#### Records provided:
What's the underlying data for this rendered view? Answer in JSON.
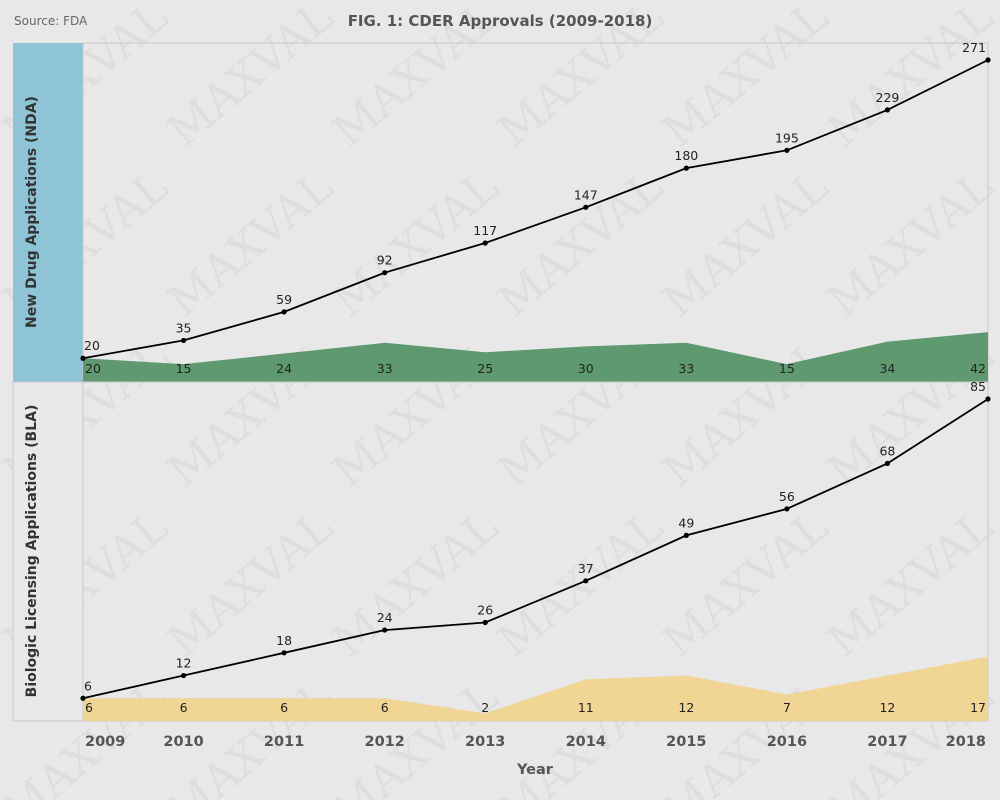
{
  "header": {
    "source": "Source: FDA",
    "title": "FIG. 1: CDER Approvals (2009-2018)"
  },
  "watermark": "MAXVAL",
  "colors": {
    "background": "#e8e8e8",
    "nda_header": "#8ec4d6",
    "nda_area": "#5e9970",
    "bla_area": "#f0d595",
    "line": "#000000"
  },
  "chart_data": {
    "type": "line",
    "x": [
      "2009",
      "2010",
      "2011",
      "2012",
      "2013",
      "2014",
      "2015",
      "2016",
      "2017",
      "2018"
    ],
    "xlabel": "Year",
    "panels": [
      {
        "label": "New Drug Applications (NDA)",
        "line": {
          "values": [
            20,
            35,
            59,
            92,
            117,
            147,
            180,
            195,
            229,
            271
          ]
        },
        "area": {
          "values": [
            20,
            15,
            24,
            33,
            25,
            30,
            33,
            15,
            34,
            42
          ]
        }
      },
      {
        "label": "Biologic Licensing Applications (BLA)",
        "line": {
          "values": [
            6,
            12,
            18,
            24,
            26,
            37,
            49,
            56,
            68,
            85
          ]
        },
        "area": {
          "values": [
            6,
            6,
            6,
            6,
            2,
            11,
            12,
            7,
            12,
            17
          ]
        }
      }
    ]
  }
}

#### Your objective:
Repeat the material above in full and exactly, apart from the pictures.

#### Written reply:
What's the underlying data for this rendered view? Answer in JSON.
{
  "header": {
    "source": "Source: FDA",
    "title": "FIG. 1: CDER Approvals (2009-2018)"
  },
  "watermark": "MAXVAL",
  "colors": {
    "background": "#e8e8e8",
    "nda_header": "#8ec4d6",
    "nda_area": "#5e9970",
    "bla_area": "#f0d595",
    "line": "#000000"
  },
  "chart_data": {
    "type": "line",
    "x": [
      "2009",
      "2010",
      "2011",
      "2012",
      "2013",
      "2014",
      "2015",
      "2016",
      "2017",
      "2018"
    ],
    "xlabel": "Year",
    "panels": [
      {
        "label": "New Drug Applications (NDA)",
        "line": {
          "values": [
            20,
            35,
            59,
            92,
            117,
            147,
            180,
            195,
            229,
            271
          ]
        },
        "area": {
          "values": [
            20,
            15,
            24,
            33,
            25,
            30,
            33,
            15,
            34,
            42
          ]
        }
      },
      {
        "label": "Biologic Licensing Applications (BLA)",
        "line": {
          "values": [
            6,
            12,
            18,
            24,
            26,
            37,
            49,
            56,
            68,
            85
          ]
        },
        "area": {
          "values": [
            6,
            6,
            6,
            6,
            2,
            11,
            12,
            7,
            12,
            17
          ]
        }
      }
    ]
  }
}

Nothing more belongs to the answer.